> Data extract
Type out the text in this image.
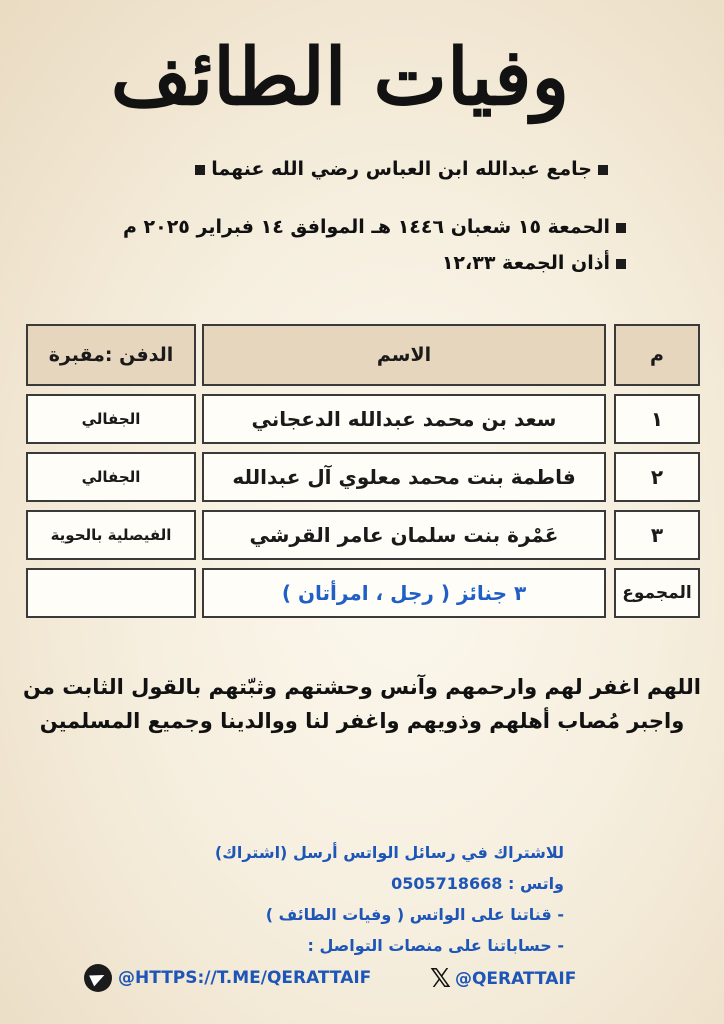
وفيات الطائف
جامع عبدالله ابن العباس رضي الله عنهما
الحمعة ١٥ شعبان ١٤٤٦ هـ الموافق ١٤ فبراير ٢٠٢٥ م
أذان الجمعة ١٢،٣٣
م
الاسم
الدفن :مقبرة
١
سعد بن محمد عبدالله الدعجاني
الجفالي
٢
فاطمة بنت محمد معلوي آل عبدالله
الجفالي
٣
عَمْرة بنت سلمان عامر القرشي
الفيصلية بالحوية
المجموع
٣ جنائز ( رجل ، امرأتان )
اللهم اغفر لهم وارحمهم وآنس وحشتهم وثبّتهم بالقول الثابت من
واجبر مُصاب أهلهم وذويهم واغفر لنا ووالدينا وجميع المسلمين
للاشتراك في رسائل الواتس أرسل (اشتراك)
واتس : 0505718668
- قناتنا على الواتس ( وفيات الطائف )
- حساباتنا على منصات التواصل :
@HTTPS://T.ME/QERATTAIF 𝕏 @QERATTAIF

> Aim of the exercise
Without including any pictures, output all the entries above exactly.

> Solution to this task
Type out the text in this image.
وفيات الطائف
جامع عبدالله ابن العباس رضي الله عنهما
الحمعة ١٥ شعبان ١٤٤٦ هـ الموافق ١٤ فبراير ٢٠٢٥ م
أذان الجمعة ١٢،٣٣
م
الاسم
الدفن :مقبرة
١
سعد بن محمد عبدالله الدعجاني
الجفالي
٢
فاطمة بنت محمد معلوي آل عبدالله
الجفالي
٣
عَمْرة بنت سلمان عامر القرشي
الفيصلية بالحوية
المجموع
٣ جنائز ( رجل ، امرأتان )
اللهم اغفر لهم وارحمهم وآنس وحشتهم وثبّتهم بالقول الثابت من
واجبر مُصاب أهلهم وذويهم واغفر لنا ووالدينا وجميع المسلمين
للاشتراك في رسائل الواتس أرسل (اشتراك)
واتس : 0505718668
- قناتنا على الواتس ( وفيات الطائف )
- حساباتنا على منصات التواصل :
@HTTPS://T.ME/QERATTAIF 𝕏 @QERATTAIF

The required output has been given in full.